• **Aim of the exercise**
Convert the listing below into a JSON list of strings, with one string for each line and any blank lines omitted.

----------

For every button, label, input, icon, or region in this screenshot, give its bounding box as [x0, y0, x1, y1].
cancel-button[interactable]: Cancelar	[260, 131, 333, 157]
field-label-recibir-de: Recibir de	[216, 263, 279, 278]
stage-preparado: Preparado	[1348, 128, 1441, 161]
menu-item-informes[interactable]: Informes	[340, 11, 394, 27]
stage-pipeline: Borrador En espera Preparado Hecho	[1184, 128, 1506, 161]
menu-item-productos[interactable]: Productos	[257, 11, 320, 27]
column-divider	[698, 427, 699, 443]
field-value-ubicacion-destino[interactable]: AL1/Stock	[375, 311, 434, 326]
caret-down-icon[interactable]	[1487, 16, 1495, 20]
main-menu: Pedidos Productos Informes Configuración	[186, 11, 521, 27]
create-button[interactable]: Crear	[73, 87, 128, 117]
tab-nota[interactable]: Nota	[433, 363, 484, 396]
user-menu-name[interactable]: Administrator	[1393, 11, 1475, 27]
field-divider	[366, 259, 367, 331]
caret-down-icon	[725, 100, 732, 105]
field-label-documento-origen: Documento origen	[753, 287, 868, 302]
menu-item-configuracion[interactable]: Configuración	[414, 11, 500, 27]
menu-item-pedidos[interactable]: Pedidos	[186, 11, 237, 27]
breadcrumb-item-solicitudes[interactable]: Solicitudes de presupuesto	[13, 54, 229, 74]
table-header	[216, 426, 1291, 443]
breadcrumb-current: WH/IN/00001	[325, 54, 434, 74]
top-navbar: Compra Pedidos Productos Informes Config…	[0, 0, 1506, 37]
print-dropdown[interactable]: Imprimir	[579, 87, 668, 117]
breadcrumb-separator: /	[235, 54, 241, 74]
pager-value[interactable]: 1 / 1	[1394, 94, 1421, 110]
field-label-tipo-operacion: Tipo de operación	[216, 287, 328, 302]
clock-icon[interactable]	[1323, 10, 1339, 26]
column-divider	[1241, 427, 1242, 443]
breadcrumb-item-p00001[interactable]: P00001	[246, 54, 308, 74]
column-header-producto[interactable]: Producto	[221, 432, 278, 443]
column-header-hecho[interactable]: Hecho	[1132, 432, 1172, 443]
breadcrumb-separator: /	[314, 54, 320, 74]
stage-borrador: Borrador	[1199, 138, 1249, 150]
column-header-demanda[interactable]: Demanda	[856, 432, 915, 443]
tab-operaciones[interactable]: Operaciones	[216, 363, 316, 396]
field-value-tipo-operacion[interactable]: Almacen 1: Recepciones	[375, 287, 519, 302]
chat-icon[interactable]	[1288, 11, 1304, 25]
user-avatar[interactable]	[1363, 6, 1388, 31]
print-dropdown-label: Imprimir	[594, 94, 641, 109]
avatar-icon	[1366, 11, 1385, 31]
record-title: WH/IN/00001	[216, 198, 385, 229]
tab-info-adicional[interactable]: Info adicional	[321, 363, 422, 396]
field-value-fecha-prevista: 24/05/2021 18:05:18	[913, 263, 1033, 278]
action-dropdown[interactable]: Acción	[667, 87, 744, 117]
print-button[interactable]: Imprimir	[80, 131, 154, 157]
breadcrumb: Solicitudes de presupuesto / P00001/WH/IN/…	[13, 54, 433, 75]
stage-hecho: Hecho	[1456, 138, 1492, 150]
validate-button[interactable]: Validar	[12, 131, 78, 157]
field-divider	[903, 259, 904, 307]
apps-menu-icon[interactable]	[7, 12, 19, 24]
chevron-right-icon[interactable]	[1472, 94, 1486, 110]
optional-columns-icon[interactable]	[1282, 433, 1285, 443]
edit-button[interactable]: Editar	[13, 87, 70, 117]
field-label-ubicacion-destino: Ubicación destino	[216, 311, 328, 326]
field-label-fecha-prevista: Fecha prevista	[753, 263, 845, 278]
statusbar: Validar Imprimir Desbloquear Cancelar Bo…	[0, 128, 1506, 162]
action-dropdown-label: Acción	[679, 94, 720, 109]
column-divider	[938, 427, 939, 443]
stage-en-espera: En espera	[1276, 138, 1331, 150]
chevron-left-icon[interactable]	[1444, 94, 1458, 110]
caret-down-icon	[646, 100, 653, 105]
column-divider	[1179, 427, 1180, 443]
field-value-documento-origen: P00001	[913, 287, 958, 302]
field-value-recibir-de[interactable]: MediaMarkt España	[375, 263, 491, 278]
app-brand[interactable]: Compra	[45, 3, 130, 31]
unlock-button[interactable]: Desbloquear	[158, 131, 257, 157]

----------

• **Answer**
[
  "For every button, label, input, icon, or region in this screenshot, give its bounding box as [x0, y0, x1, y1].",
  "cancel-button[interactable]: Cancelar\t[260, 131, 333, 157]",
  "field-label-recibir-de: Recibir de\t[216, 263, 279, 278]",
  "stage-preparado: Preparado\t[1348, 128, 1441, 161]",
  "menu-item-informes[interactable]: Informes\t[340, 11, 394, 27]",
  "stage-pipeline: Borrador En espera Preparado Hecho\t[1184, 128, 1506, 161]",
  "menu-item-productos[interactable]: Productos\t[257, 11, 320, 27]",
  "column-divider\t[698, 427, 699, 443]",
  "field-value-ubicacion-destino[interactable]: AL1/Stock\t[375, 311, 434, 326]",
  "caret-down-icon[interactable]\t[1487, 16, 1495, 20]",
  "main-menu: Pedidos Productos Informes Configuración\t[186, 11, 521, 27]",
  "create-button[interactable]: Crear\t[73, 87, 128, 117]",
  "tab-nota[interactable]: Nota\t[433, 363, 484, 396]",
  "user-menu-name[interactable]: Administrator\t[1393, 11, 1475, 27]",
  "field-divider\t[366, 259, 367, 331]",
  "caret-down-icon\t[725, 100, 732, 105]",
  "field-label-documento-origen: Documento origen\t[753, 287, 868, 302]",
  "menu-item-configuracion[interactable]: Configuración\t[414, 11, 500, 27]",
  "menu-item-pedidos[interactable]: Pedidos\t[186, 11, 237, 27]",
  "breadcrumb-item-solicitudes[interactable]: Solicitudes de presupuesto\t[13, 54, 229, 74]",
  "table-header\t[216, 426, 1291, 443]",
  "breadcrumb-current: WH/IN/00001\t[325, 54, 434, 74]",
  "top-navbar: Compra Pedidos Productos Informes Config…\t[0, 0, 1506, 37]",
  "print-dropdown[interactable]: Imprimir\t[579, 87, 668, 117]",
  "breadcrumb-separator: /\t[235, 54, 241, 74]",
  "pager-value[interactable]: 1 / 1\t[1394, 94, 1421, 110]",
  "field-label-tipo-operacion: Tipo de operación\t[216, 287, 328, 302]",
  "clock-icon[interactable]\t[1323, 10, 1339, 26]",
  "column-divider\t[1241, 427, 1242, 443]",
  "breadcrumb-item-p00001[interactable]: P00001\t[246, 54, 308, 74]",
  "column-header-producto[interactable]: Producto\t[221, 432, 278, 443]",
  "column-header-hecho[interactable]: Hecho\t[1132, 432, 1172, 443]",
  "breadcrumb-separator: /\t[314, 54, 320, 74]",
  "stage-borrador: Borrador\t[1199, 138, 1249, 150]",
  "column-header-demanda[interactable]: Demanda\t[856, 432, 915, 443]",
  "tab-operaciones[interactable]: Operaciones\t[216, 363, 316, 396]",
  "field-value-tipo-operacion[interactable]: Almacen 1: Recepciones\t[375, 287, 519, 302]",
  "chat-icon[interactable]\t[1288, 11, 1304, 25]",
  "user-avatar[interactable]\t[1363, 6, 1388, 31]",
  "print-dropdown-label: Imprimir\t[594, 94, 641, 109]",
  "avatar-icon\t[1366, 11, 1385, 31]",
  "record-title: WH/IN/00001\t[216, 198, 385, 229]",
  "tab-info-adicional[interactable]: Info adicional\t[321, 363, 422, 396]",
  "field-value-fecha-prevista: 24/05/2021 18:05:18\t[913, 263, 1033, 278]",
  "action-dropdown[interactable]: Acción\t[667, 87, 744, 117]",
  "print-button[interactable]: Imprimir\t[80, 131, 154, 157]",
  "breadcrumb: Solicitudes de presupuesto / P00001/WH/IN/…\t[13, 54, 433, 75]",
  "stage-hecho: Hecho\t[1456, 138, 1492, 150]",
  "validate-button[interactable]: Validar\t[12, 131, 78, 157]",
  "field-divider\t[903, 259, 904, 307]",
  "apps-menu-icon[interactable]\t[7, 12, 19, 24]",
  "chevron-right-icon[interactable]\t[1472, 94, 1486, 110]",
  "optional-columns-icon[interactable]\t[1282, 433, 1285, 443]",
  "edit-button[interactable]: Editar\t[13, 87, 70, 117]",
  "field-label-ubicacion-destino: Ubicación destino\t[216, 311, 328, 326]",
  "field-label-fecha-prevista: Fecha prevista\t[753, 263, 845, 278]",
  "statusbar: Validar Imprimir Desbloquear Cancelar Bo…\t[0, 128, 1506, 162]",
  "action-dropdown-label: Acción\t[679, 94, 720, 109]",
  "column-divider\t[938, 427, 939, 443]",
  "stage-en-espera: En espera\t[1276, 138, 1331, 150]",
  "chevron-left-icon[interactable]\t[1444, 94, 1458, 110]",
  "caret-down-icon\t[646, 100, 653, 105]",
  "column-divider\t[1179, 427, 1180, 443]",
  "field-value-documento-origen: P00001\t[913, 287, 958, 302]",
  "field-value-recibir-de[interactable]: MediaMarkt España\t[375, 263, 491, 278]",
  "app-brand[interactable]: Compra\t[45, 3, 130, 31]",
  "unlock-button[interactable]: Desbloquear\t[158, 131, 257, 157]"
]